▶ **DATASET EXTRACT**:
####

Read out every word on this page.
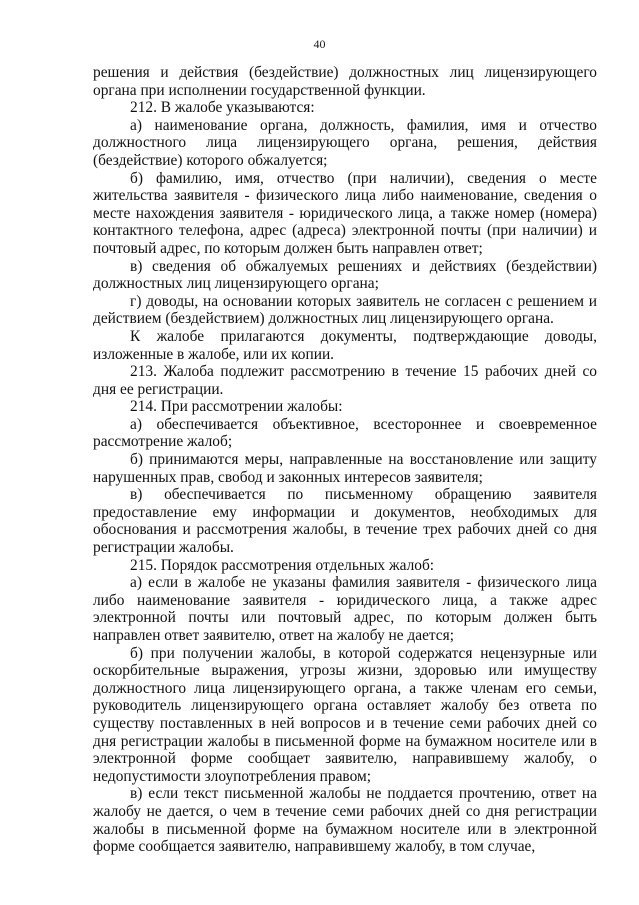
40

решения и действия (бездействие) должностных лиц лицензирующего органа при исполнении государственной функции.

212. В жалобе указываются:

а) наименование органа, должность, фамилия, имя и отчество должностного лица лицензирующего органа, решения, действия (бездействие) которого обжалуется;

б) фамилию, имя, отчество (при наличии), сведения о месте жительства заявителя - физического лица либо наименование, сведения о месте нахождения заявителя - юридического лица, а также номер (номера) контактного телефона, адрес (адреса) электронной почты (при наличии) и почтовый адрес, по которым должен быть направлен ответ;

в) сведения об обжалуемых решениях и действиях (бездействии) должностных лиц лицензирующего органа;

г) доводы, на основании которых заявитель не согласен с решением и действием (бездействием) должностных лиц лицензирующего органа.

К жалобе прилагаются документы, подтверждающие доводы, изложенные в жалобе, или их копии.

213. Жалоба подлежит рассмотрению в течение 15 рабочих дней со дня ее регистрации.

214. При рассмотрении жалобы:

а) обеспечивается объективное, всестороннее и своевременное рассмотрение жалоб;

б) принимаются меры, направленные на восстановление или защиту нарушенных прав, свобод и законных интересов заявителя;

в) обеспечивается по письменному обращению заявителя предоставление ему информации и документов, необходимых для обоснования и рассмотрения жалобы, в течение трех рабочих дней со дня регистрации жалобы.

215. Порядок рассмотрения отдельных жалоб:

а) если в жалобе не указаны фамилия заявителя - физического лица либо наименование заявителя - юридического лица, а также адрес электронной почты или почтовый адрес, по которым должен быть направлен ответ заявителю, ответ на жалобу не дается;

б) при получении жалобы, в которой содержатся нецензурные или оскорбительные выражения, угрозы жизни, здоровью или имуществу должностного лица лицензирующего органа, а также членам его семьи, руководитель лицензирующего органа оставляет жалобу без ответа по существу поставленных в ней вопросов и в течение семи рабочих дней со дня регистрации жалобы в письменной форме на бумажном носителе или в электронной форме сообщает заявителю, направившему жалобу, о недопустимости злоупотребления правом;

в) если текст письменной жалобы не поддается прочтению, ответ на жалобу не дается, о чем в течение семи рабочих дней со дня регистрации жалобы в письменной форме на бумажном носителе или в электронной форме сообщается заявителю, направившему жалобу, в том случае,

####

▶ **PROBLEM**: Identify and copy the lines holding the word "обеспечивается".

▶ **EXERCISE OUTPUT**:
а) обеспечивается объективное, всестороннее и своевременное рассмотрение жалоб;
в) обеспечивается по письменному обращению заявителя предоставление ему информации и документов, необходимых для обоснования и рассмотрения жалобы, в течение трех рабочих дней со дня регистрации жалобы.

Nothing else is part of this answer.